### PAGE EXCERPT
Banco Santander S.A. BNC Invitation to exchange offer
2011-11-15 17:33:21.531 GMT

Banco Santander S.A. (BNC) - Invitation to exchange offer

RNS Number : 1624S
Banco Santander S.A.
15 November 2011


SIGNIFICANT INFORMATION NOTICE



Banco Santander, S.A. (Santander) today announces its invitation to holders of the existing securities identified in the below table (the Existing Securities), to offer the exchange of those Existing Securities for new securities to be issued (the New Securities) (the Offer).

Regarding the issue of the Existing Securities described in section 9 of the below table (the 2019 Notes Issuance subject to Consent) the exchange requires the amendment of the terms and conditions of such issuance.
In accordance with the foregoing, Santander also announces that it will convene a meeting of the Syndicate of Bondholders of the 2019 Notes Issuance subject to Consent in order to obtain the consent from the relevant bondholders to modify the terms and conditions of such issue to authorise the exchange. The calling of such meeting will be carried out in accordance with the regulations of the Syndicate of Bondholders of the 2019 Notes Issuance subject to Consent and the applicable legislation.

The Existing Securities are subordinated debt instruments listed on the Luxembourg Stock Exchange for 9 different series issued by Santander Issuances, S.A.U.

The New Securities will be issued as non-subordinated denominated debt instruments in Pounds Sterling and Euros and traded on the Luxembourg Stock Exchange with maturity December 2015.

The amount of the relevant series of New Securities which each bondholder (if the Exchange Offer is accepted) will receive on the settlement date, will be calculated using the relevant Exchange Ratio (as indicated in the below table) to the principal amount of the New Securities so received, which will be subject to a minimum offer amount of €100,000 or £100,000, as the case may be.



Series No. Name of Existing Security^1 ISIN Exchange Ratio
(%)
1. Santander Issuances, S.A. XS0291652203 90.50
Unipersonal €1,500,000,000 Callable
Subordinated Step-Up Floating Rate
Instruments due 2017
2. Santander Issuances, S.A. XS0261717416 90.00
Unipersonal €550,000,000 Callable
Subordinated Step-Up Floating Rate
Instruments due 2017
3. Santander Issuances, S.A. XS0327533617 90.00
Unipersonal €1,500,000,000 Callable
Subordinated Lower Tier 2 Step-Up
Fixed/Floating Rate Instruments due
2017
4. Santander Issuances, S.A. XS0284633327 88.00
Unipersonal £300,000,000 Callable
Subordinated Step-Up Fixed/Floating
Rate Instruments due 2018
5. Santander Issuances, S.A. XS0255291626 88.00
Unipersonal €500,000,000 Callable
Subordinated Step-Up Fixed/Floating
Rate Instruments due 2018
6. Santander Issuances, S.A. XS0301810262 87.00
Unipersonal €500,000,000 Callable
Subordinated Step-Up Fixed/Floating
Rate Instruments due 2019
7. Santander Issuances, S.A. XS0440402393 99.50
Unipersonal €449,250,000 Callable
Subordinated Lower Tier 2 Step-Up
Fixed/Floating Rate Instruments due
2019
8. Santander Issuances, S.A. XS0440403797 94.00
Unipersonal £843,350,000 Callable
Subordinated Lower Tier 2 Step-Up
Fixed/Floating Rate Instruments due
2019
9. Santander Issuances, S.A. XS0201169439 87.00
Unipersonal Series 1 €500,000,000
Guaranteed Fixed to Floating Rate
Subordinated Instruments due 2019



^1All references to an amount in euro or in pounds sterling in this column are to the original nominal amount of the Existing Securities. Such nominal amount may have been reduced by prepayments in accordance with the terms of such Existing Securities.

### TASK SET
(A) Return the stretch of the Santander exchange offer notice from "The New Securities will" through "maturity December 2015.".
(B) Sum up the Santander exchange offer notice in two sentences.
The data after this plays no part in the work.

### DATA EXCERPT
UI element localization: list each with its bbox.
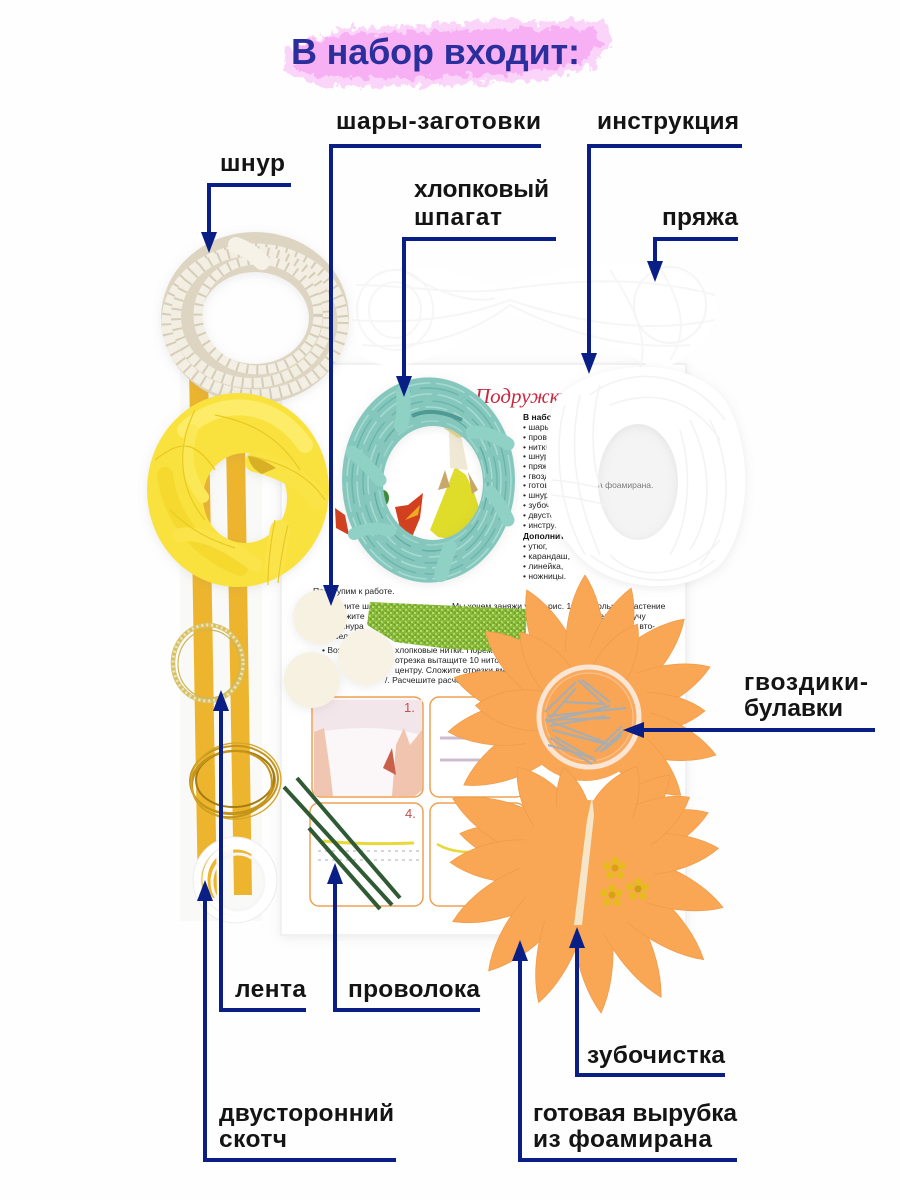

### EXPECTED ANSWERS
(A)
The New Securities will be issued as non-subordinated denominated debt instruments in Pounds Sterling and Euros and traded on the Luxembourg Stock Exchange with maturity December 2015.

(B) Banco Santander, S.A. invited holders of nine series of subordinated debt instruments, issued by Santander Issuances, S.A.U. and listed on the Luxembourg Stock Exchange, to offer them in exchange for new non-subordinated debt instruments in Pounds Sterling and Euros maturing in December 2015. Because exchanging the ninth series requires amending its terms and conditions, Santander will call a meeting of that issue's Syndicate of Bondholders to get their consent.